(Recorded data)
-.-.-

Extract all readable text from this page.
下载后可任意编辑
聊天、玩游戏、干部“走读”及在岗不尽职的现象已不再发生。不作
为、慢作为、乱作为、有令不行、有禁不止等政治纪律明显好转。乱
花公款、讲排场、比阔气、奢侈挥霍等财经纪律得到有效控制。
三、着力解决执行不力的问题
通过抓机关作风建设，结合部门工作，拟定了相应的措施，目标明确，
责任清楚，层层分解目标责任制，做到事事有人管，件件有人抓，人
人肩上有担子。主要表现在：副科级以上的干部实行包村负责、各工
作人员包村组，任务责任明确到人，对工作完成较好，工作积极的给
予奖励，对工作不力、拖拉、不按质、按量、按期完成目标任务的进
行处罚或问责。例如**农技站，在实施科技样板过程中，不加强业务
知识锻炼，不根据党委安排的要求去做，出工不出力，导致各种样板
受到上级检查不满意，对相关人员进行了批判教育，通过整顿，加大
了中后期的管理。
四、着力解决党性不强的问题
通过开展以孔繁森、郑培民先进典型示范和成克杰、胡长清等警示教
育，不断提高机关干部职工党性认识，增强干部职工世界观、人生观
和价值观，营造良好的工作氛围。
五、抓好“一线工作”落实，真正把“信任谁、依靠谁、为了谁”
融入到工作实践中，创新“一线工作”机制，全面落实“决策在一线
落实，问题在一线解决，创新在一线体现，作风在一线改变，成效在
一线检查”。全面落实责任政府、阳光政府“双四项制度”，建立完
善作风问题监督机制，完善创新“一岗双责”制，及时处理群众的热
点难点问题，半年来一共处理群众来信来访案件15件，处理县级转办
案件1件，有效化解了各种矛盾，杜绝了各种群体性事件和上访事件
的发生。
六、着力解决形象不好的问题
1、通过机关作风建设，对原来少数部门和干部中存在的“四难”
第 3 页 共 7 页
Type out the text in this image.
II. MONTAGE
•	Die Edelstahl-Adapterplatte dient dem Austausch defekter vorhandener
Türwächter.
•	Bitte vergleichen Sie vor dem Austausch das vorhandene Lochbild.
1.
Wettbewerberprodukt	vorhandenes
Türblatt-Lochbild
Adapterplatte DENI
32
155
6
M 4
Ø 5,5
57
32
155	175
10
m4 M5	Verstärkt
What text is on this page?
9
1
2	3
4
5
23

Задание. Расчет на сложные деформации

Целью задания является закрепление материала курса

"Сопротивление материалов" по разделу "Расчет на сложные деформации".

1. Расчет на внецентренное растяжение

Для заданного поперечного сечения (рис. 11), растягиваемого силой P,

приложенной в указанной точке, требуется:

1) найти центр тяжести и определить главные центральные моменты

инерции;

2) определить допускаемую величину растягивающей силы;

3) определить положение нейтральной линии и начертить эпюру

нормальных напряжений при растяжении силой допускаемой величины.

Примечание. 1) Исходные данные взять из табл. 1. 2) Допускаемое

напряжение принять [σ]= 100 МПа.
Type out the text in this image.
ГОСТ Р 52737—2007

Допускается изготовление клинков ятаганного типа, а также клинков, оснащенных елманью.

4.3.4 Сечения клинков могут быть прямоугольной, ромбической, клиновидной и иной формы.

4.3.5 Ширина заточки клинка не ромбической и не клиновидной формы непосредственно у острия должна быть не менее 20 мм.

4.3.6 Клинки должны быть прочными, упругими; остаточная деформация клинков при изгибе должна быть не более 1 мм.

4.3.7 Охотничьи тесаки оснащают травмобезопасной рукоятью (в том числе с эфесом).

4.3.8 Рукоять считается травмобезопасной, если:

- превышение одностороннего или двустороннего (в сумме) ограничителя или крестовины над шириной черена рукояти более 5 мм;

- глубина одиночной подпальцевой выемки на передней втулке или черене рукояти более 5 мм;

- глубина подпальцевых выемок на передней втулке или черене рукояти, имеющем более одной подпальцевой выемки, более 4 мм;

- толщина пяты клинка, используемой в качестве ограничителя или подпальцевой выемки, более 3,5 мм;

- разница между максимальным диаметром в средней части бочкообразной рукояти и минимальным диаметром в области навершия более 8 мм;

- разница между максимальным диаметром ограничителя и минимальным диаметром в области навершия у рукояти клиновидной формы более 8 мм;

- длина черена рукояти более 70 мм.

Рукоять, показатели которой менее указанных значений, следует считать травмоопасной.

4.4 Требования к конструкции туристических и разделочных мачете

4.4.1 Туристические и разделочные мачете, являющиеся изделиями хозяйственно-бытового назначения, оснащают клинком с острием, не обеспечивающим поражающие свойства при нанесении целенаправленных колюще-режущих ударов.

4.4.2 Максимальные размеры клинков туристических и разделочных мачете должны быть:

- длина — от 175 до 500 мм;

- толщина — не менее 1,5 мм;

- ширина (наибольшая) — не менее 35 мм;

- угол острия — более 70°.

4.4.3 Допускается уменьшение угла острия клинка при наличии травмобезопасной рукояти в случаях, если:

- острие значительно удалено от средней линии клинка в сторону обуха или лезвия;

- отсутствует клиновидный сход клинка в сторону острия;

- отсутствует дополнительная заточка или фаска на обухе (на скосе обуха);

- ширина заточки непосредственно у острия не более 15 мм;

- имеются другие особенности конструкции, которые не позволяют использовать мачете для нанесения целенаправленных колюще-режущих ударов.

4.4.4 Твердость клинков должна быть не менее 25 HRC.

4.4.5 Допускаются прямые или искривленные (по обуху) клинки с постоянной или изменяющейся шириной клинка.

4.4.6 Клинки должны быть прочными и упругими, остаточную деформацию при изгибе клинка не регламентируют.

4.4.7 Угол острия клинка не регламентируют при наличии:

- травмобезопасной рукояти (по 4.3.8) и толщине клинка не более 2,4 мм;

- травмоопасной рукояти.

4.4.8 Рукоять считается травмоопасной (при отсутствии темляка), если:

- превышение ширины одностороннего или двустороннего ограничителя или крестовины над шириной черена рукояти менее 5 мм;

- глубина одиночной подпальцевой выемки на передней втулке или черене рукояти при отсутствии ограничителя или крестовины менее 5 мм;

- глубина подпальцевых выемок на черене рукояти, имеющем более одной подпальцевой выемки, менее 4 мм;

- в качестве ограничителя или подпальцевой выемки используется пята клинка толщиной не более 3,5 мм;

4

-.-.-

■ The exercise ■
Pick every line with "имеющем" in it and copy it.

■ Exercise solution ■
- глубина подпальцевых выемок на передней втулке или черене рукояти, имеющем более одной подпальцевой выемки, более 4 мм;
- глубина подпальцевых выемок на черене рукояти, имеющем более одной подпальцевой выемки, менее 4 мм;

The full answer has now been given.